A run of records
····················
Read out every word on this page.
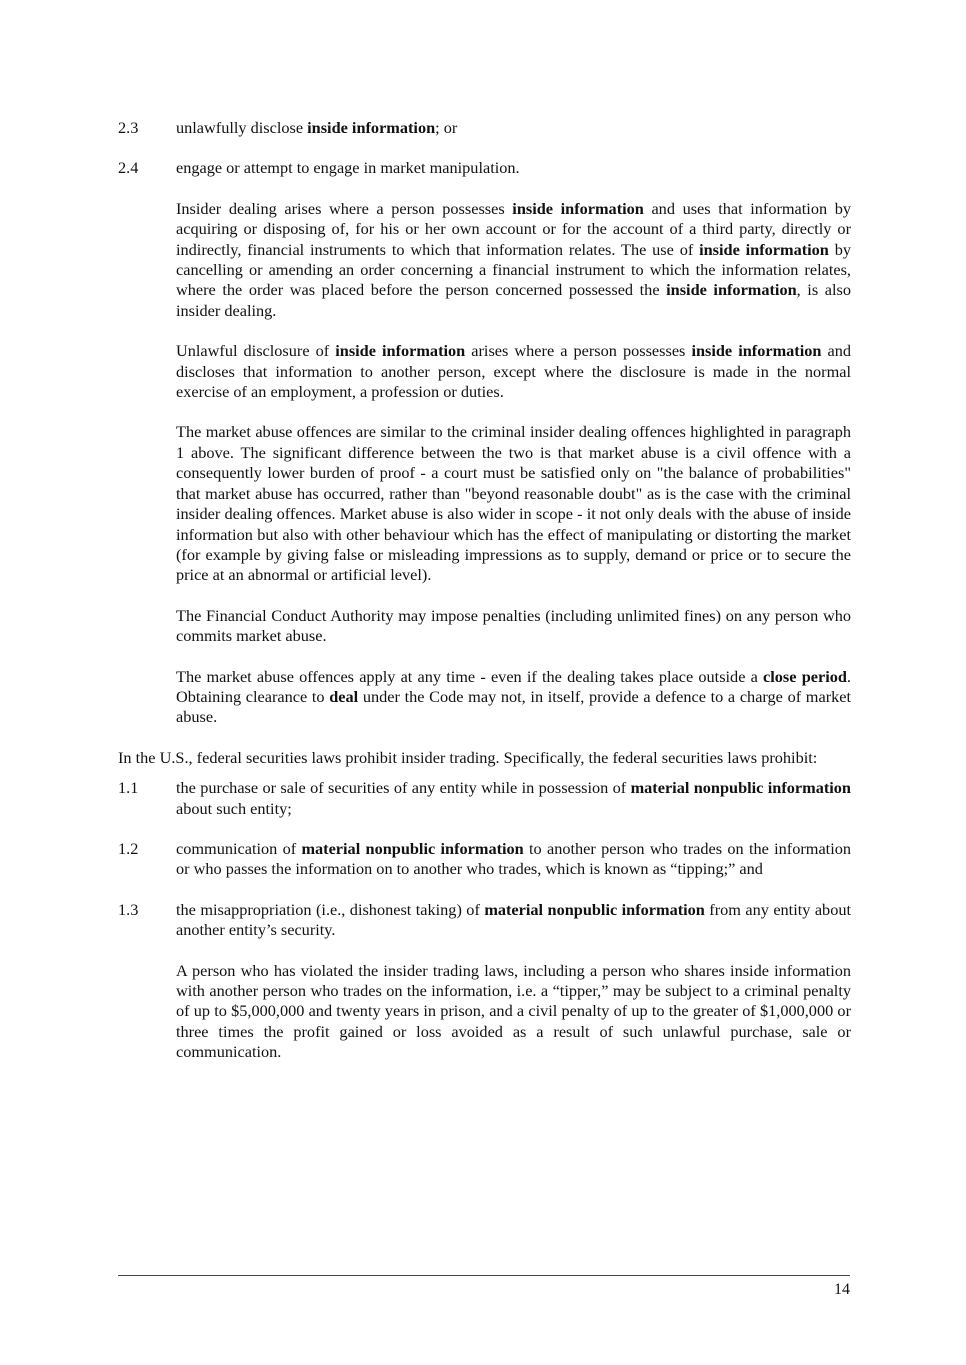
2.3	unlawfully disclose inside information; or
2.4	engage or attempt to engage in market manipulation.

Insider dealing arises where a person possesses inside information and uses that information by acquiring or disposing of, for his or her own account or for the account of a third party, directly or indirectly, financial instruments to which that information relates. The use of inside information by cancelling or amending an order concerning a financial instrument to which the information relates, where the order was placed before the person concerned possessed the inside information, is also insider dealing.

Unlawful disclosure of inside information arises where a person possesses inside information and discloses that information to another person, except where the disclosure is made in the normal exercise of an employment, a profession or duties.

The market abuse offences are similar to the criminal insider dealing offences highlighted in paragraph 1 above. The significant difference between the two is that market abuse is a civil offence with a consequently lower burden of proof - a court must be satisfied only on "the balance of probabilities" that market abuse has occurred, rather than "beyond reasonable doubt" as is the case with the criminal insider dealing offences. Market abuse is also wider in scope - it not only deals with the abuse of inside information but also with other behaviour which has the effect of manipulating or distorting the market (for example by giving false or misleading impressions as to supply, demand or price or to secure the price at an abnormal or artificial level).

The Financial Conduct Authority may impose penalties (including unlimited fines) on any person who commits market abuse.

The market abuse offences apply at any time - even if the dealing takes place outside a close period. Obtaining clearance to deal under the Code may not, in itself, provide a defence to a charge of market abuse.

In the U.S., federal securities laws prohibit insider trading. Specifically, the federal securities laws prohibit:

1.1	the purchase or sale of securities of any entity while in possession of material nonpublic information about such entity;
1.2	communication of material nonpublic information to another person who trades on the information or who passes the information on to another who trades, which is known as “tipping;” and
1.3	the misappropriation (i.e., dishonest taking) of material nonpublic information from any entity about another entity’s security.

A person who has violated the insider trading laws, including a person who shares inside information with another person who trades on the information, i.e. a “tipper,” may be subject to a criminal penalty of up to $5,000,000 and twenty years in prison, and a civil penalty of up to the greater of $1,000,000 or three times the profit gained or loss avoided as a result of such unlawful purchase, sale or communication.

14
····················
Keep every word of the data as it is when you write it out, but drop the pictures.

Read out every word on this page.
2.3	unlawfully disclose inside information; or
2.4	engage or attempt to engage in market manipulation.

Insider dealing arises where a person possesses inside information and uses that information by acquiring or disposing of, for his or her own account or for the account of a third party, directly or indirectly, financial instruments to which that information relates. The use of inside information by cancelling or amending an order concerning a financial instrument to which the information relates, where the order was placed before the person concerned possessed the inside information, is also insider dealing.

Unlawful disclosure of inside information arises where a person possesses inside information and discloses that information to another person, except where the disclosure is made in the normal exercise of an employment, a profession or duties.

The market abuse offences are similar to the criminal insider dealing offences highlighted in paragraph 1 above. The significant difference between the two is that market abuse is a civil offence with a consequently lower burden of proof - a court must be satisfied only on "the balance of probabilities" that market abuse has occurred, rather than "beyond reasonable doubt" as is the case with the criminal insider dealing offences. Market abuse is also wider in scope - it not only deals with the abuse of inside information but also with other behaviour which has the effect of manipulating or distorting the market (for example by giving false or misleading impressions as to supply, demand or price or to secure the price at an abnormal or artificial level).

The Financial Conduct Authority may impose penalties (including unlimited fines) on any person who commits market abuse.

The market abuse offences apply at any time - even if the dealing takes place outside a close period. Obtaining clearance to deal under the Code may not, in itself, provide a defence to a charge of market abuse.

In the U.S., federal securities laws prohibit insider trading. Specifically, the federal securities laws prohibit:

1.1	the purchase or sale of securities of any entity while in possession of material nonpublic information about such entity;
1.2	communication of material nonpublic information to another person who trades on the information or who passes the information on to another who trades, which is known as “tipping;” and
1.3	the misappropriation (i.e., dishonest taking) of material nonpublic information from any entity about another entity’s security.

A person who has violated the insider trading laws, including a person who shares inside information with another person who trades on the information, i.e. a “tipper,” may be subject to a criminal penalty of up to $5,000,000 and twenty years in prison, and a civil penalty of up to the greater of $1,000,000 or three times the profit gained or loss avoided as a result of such unlawful purchase, sale or communication.

14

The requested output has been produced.